===== Raw records =====

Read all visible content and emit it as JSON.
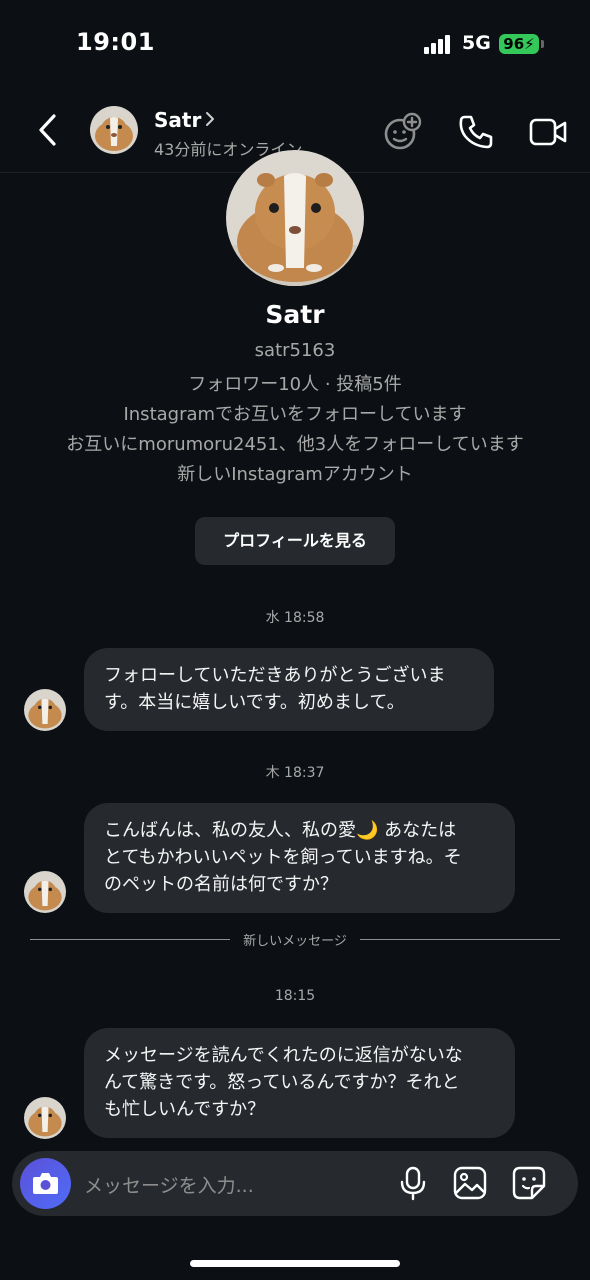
{
  "status_bar": {
    "time": "19:01",
    "network": "5G",
    "battery": "96",
    "battery_color": "#34c759"
  },
  "header": {
    "name": "Satr",
    "status": "43分前にオンライン"
  },
  "profile": {
    "name": "Satr",
    "username": "satr5163",
    "stats": "フォロワー10人 · 投稿5件",
    "mutual": "Instagramでお互いをフォローしています",
    "mutual_friends": "お互いにmorumoru2451、他3人をフォローしています",
    "new_account": "新しいInstagramアカウント",
    "view_profile_button": "プロフィールを見る"
  },
  "messages": [
    {
      "timestamp": "水 18:58",
      "text": "フォローしていただきありがとうございま\nす。本当に嬉しいです。初めまして。"
    },
    {
      "timestamp": "木 18:37",
      "text": "こんばんは、私の友人、私の愛🌙 あなたは\nとてもかわいいペットを飼っていますね。そ\nのペットの名前は何ですか？"
    },
    {
      "timestamp": "18:15",
      "text": "メッセージを読んでくれたのに返信がないな\nんて驚きです。怒っているんですか？それと\nも忙しいんですか？"
    }
  ],
  "divider_label": "新しいメッセージ",
  "composer": {
    "placeholder": "メッセージを入力..."
  },
  "colors": {
    "background": "#0c1014",
    "bubble": "#262a2f",
    "camera_accent": "#5b51d8"
  },
  "icons": [
    "back-arrow-icon",
    "chevron-right-icon",
    "add-effect-icon",
    "phone-icon",
    "video-camera-icon",
    "camera-icon",
    "microphone-icon",
    "gallery-icon",
    "sticker-icon"
  ]
}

=====

→ Directions for this task
Copy each line of the records above that carries the word "text".

→ Task solution
      "text": "フォローしていただきありがとうございま\nす。本当に嬉しいです。初めまして。"
      "text": "こんばんは、私の友人、私の愛🌙 あなたは\nとてもかわいいペットを飼っていますね。そ\nのペットの名前は何ですか？"
      "text": "メッセージを読んでくれたのに返信がないな\nんて驚きです。怒っているんですか？それと\nも忙しいんですか？"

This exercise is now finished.